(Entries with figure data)

....

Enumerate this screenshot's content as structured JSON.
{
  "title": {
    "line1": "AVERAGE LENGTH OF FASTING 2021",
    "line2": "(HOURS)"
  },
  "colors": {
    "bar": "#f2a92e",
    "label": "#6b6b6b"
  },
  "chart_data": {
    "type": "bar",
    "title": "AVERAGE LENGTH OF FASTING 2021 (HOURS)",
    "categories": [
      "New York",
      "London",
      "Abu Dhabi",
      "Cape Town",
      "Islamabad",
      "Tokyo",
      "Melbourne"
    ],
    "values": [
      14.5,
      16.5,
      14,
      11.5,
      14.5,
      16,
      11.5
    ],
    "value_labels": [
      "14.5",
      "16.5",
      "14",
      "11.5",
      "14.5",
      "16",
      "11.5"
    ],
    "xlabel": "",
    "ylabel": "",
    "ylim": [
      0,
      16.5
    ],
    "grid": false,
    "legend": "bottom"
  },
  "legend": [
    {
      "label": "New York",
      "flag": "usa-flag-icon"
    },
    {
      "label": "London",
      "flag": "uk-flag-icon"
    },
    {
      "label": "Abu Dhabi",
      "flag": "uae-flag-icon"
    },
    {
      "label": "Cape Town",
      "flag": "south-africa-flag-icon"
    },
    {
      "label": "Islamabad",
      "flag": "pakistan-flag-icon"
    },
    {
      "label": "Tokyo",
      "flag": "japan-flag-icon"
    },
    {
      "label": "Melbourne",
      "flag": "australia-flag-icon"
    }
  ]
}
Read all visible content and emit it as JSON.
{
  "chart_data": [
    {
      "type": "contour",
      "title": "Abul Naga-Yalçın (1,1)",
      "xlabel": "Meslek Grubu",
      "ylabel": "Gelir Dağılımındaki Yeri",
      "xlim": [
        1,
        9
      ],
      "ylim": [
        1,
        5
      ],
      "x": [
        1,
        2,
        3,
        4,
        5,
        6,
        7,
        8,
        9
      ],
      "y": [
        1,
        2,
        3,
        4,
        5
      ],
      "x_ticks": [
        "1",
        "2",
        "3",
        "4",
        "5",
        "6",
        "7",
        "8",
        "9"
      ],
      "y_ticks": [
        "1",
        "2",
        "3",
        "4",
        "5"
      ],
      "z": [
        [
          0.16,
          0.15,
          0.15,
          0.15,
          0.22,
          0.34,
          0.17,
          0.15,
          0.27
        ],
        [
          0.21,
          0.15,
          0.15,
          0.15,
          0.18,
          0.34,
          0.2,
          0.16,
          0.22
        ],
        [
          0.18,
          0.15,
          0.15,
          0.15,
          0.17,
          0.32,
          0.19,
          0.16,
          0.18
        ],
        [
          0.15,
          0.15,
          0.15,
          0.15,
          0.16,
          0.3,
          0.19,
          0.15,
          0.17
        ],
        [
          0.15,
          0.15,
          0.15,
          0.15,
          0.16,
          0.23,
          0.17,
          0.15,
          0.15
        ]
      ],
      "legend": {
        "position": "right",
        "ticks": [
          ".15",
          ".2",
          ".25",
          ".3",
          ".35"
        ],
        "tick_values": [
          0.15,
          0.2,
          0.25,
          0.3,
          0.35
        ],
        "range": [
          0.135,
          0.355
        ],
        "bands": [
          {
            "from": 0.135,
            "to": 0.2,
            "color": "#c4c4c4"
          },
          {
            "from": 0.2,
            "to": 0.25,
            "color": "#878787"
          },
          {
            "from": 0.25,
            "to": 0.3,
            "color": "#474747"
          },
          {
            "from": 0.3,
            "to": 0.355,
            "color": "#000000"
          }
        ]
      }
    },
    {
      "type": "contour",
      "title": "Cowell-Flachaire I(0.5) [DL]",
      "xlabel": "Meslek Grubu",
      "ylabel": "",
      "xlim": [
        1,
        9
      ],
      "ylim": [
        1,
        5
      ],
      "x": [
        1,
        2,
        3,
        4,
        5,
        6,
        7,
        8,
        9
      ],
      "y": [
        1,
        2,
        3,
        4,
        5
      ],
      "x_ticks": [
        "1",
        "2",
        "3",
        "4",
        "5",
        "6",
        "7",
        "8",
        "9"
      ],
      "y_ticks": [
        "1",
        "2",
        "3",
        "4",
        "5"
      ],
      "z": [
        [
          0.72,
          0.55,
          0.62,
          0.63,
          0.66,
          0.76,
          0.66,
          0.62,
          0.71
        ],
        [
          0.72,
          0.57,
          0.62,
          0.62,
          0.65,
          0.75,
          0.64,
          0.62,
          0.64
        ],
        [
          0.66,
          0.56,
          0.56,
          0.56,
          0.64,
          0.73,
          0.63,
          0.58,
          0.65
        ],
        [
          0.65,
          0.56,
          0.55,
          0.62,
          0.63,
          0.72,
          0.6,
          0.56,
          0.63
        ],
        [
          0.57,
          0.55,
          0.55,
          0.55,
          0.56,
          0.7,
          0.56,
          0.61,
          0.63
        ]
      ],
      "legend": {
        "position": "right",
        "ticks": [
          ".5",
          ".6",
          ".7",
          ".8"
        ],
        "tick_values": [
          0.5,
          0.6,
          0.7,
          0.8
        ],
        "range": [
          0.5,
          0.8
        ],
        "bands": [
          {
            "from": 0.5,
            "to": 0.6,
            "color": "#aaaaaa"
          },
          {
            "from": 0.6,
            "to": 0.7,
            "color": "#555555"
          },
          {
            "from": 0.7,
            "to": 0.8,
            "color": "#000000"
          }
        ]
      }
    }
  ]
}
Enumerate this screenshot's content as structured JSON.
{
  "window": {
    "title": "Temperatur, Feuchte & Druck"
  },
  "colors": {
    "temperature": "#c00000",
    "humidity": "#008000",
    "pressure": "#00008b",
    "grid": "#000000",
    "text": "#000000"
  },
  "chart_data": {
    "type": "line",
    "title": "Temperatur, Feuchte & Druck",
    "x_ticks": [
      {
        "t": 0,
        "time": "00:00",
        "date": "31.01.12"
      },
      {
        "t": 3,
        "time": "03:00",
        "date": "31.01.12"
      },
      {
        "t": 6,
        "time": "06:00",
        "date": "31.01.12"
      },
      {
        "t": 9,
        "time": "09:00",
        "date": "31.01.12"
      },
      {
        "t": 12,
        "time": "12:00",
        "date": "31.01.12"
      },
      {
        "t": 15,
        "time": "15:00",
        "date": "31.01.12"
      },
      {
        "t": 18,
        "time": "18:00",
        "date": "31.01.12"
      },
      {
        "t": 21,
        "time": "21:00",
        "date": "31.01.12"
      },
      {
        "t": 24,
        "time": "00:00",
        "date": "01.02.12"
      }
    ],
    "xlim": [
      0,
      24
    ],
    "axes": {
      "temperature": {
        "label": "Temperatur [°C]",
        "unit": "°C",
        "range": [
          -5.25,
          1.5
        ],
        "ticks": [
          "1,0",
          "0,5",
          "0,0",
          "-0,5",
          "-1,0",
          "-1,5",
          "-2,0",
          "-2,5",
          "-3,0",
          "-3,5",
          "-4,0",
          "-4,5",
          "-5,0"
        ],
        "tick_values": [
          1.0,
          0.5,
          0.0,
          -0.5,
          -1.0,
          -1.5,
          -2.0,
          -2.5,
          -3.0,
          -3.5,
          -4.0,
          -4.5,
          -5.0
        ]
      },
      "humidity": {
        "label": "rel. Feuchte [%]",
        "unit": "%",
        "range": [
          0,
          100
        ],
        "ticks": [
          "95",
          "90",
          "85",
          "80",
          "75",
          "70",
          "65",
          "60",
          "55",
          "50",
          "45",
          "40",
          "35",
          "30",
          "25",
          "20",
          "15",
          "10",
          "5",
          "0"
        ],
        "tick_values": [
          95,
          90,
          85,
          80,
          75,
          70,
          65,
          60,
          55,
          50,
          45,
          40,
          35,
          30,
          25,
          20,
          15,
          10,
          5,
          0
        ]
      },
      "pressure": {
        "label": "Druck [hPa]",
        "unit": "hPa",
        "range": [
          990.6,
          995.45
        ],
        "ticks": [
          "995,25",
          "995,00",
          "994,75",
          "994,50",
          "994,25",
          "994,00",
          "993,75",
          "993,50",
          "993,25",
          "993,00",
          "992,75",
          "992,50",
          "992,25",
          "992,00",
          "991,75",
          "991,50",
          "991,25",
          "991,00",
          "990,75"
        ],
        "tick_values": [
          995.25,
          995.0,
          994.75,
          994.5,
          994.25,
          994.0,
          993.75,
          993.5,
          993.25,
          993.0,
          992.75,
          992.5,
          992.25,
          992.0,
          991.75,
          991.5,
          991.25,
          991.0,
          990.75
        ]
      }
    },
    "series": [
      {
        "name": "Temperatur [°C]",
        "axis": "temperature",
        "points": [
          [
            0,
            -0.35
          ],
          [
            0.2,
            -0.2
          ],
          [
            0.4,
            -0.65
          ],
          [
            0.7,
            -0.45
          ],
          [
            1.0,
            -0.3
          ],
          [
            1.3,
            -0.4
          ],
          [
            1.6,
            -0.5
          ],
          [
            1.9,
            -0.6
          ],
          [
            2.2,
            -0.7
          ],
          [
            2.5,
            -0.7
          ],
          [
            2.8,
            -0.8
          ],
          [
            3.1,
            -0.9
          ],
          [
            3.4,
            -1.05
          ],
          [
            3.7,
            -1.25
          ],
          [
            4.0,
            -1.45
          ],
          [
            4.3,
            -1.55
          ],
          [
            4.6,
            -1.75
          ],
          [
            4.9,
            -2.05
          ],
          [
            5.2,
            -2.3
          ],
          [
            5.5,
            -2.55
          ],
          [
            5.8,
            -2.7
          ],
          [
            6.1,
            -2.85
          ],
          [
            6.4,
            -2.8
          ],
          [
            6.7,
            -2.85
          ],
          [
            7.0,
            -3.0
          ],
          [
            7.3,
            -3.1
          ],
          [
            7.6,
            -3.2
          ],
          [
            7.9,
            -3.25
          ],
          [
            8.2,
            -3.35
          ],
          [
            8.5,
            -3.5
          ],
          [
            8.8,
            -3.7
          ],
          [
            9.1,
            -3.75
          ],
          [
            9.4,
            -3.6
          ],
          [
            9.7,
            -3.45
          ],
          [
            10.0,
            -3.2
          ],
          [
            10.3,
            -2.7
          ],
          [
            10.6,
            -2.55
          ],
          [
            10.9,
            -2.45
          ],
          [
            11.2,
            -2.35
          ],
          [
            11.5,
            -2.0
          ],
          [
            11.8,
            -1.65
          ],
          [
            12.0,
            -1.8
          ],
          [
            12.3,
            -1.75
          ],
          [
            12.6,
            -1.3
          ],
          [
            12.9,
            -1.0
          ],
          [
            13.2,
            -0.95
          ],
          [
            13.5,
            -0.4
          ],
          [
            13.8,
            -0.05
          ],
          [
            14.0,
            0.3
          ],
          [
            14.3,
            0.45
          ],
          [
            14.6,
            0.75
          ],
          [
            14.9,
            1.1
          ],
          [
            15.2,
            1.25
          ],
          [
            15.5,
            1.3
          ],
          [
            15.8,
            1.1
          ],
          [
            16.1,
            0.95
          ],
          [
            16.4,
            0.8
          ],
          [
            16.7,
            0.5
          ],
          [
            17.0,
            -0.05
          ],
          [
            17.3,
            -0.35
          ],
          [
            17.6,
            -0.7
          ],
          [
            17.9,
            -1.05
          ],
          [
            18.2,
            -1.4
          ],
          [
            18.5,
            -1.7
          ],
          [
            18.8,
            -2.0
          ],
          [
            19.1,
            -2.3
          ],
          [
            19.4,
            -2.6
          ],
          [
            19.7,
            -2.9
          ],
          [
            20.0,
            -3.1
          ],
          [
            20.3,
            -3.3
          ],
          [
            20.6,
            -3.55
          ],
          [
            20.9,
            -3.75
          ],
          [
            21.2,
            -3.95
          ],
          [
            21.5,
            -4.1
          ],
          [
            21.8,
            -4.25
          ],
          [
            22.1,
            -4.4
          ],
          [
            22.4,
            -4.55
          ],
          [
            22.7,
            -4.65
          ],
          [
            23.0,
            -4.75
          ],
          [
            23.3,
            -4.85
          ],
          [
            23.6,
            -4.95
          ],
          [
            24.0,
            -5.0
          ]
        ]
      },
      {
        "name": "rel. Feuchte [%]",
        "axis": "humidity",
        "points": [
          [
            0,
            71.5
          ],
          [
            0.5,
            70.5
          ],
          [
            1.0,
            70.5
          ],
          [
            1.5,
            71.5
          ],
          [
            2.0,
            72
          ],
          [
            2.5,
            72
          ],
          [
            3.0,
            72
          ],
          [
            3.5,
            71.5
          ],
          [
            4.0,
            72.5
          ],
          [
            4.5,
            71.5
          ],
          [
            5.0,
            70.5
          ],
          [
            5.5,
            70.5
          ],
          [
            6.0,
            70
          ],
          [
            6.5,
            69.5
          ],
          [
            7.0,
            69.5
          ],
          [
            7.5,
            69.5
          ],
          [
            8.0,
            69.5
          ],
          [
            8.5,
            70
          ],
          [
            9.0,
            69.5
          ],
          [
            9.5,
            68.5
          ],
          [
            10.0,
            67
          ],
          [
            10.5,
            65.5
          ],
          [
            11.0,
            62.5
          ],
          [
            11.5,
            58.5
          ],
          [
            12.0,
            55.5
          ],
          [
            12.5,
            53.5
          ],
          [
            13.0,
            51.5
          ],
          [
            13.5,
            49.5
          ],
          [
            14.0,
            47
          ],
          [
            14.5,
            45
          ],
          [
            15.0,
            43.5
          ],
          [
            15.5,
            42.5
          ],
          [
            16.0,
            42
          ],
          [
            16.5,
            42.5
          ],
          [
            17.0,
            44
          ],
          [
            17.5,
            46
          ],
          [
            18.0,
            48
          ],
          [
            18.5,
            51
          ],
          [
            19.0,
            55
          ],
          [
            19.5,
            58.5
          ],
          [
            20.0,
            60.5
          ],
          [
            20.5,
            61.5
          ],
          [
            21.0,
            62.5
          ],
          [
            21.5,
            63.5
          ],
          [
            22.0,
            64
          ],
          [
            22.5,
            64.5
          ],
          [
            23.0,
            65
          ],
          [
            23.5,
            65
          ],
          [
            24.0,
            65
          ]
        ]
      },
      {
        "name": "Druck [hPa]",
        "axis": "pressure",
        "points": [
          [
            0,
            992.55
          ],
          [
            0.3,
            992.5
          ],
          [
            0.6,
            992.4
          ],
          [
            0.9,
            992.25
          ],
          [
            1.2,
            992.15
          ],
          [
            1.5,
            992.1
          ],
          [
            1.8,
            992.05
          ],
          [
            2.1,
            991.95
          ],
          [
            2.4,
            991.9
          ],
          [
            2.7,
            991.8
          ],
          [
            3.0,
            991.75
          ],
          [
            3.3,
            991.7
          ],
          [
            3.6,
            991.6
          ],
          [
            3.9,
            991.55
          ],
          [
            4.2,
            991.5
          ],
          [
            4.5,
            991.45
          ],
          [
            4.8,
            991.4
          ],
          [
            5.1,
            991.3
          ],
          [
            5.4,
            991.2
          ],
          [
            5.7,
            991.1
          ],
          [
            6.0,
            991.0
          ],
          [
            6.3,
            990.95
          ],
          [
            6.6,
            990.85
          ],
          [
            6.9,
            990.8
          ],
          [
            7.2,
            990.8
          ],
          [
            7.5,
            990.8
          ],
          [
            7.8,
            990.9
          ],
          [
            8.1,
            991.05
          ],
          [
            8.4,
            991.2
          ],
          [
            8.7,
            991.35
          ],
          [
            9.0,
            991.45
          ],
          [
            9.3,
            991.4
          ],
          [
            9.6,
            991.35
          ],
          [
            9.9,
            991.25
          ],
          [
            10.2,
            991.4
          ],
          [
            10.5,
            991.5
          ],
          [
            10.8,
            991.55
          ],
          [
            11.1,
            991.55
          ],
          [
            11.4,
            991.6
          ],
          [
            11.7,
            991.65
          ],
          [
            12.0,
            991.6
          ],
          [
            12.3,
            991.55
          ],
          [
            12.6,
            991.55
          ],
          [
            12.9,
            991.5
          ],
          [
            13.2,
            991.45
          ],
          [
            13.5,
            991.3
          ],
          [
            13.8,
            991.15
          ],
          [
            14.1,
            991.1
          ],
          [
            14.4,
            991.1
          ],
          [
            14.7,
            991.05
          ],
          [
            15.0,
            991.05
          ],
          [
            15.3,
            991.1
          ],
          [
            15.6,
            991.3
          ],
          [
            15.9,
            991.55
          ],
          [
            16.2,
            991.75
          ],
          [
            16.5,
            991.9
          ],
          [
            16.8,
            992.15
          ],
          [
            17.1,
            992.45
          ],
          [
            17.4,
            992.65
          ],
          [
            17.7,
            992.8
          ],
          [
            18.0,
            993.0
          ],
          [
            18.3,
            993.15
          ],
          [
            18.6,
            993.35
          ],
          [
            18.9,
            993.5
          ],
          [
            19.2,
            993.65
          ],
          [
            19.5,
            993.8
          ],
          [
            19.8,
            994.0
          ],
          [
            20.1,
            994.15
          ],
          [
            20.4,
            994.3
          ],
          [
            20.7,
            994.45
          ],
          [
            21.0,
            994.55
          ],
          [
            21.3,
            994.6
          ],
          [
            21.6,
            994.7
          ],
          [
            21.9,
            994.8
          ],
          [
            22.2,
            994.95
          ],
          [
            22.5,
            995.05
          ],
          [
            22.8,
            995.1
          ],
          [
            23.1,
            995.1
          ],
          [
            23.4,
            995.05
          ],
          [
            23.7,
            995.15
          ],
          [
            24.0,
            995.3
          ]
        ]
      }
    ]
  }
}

....

PROBLEM DETAILS: Tally the lines containing "humidity". Provide the number without any other words.

THE SOLUTION: 3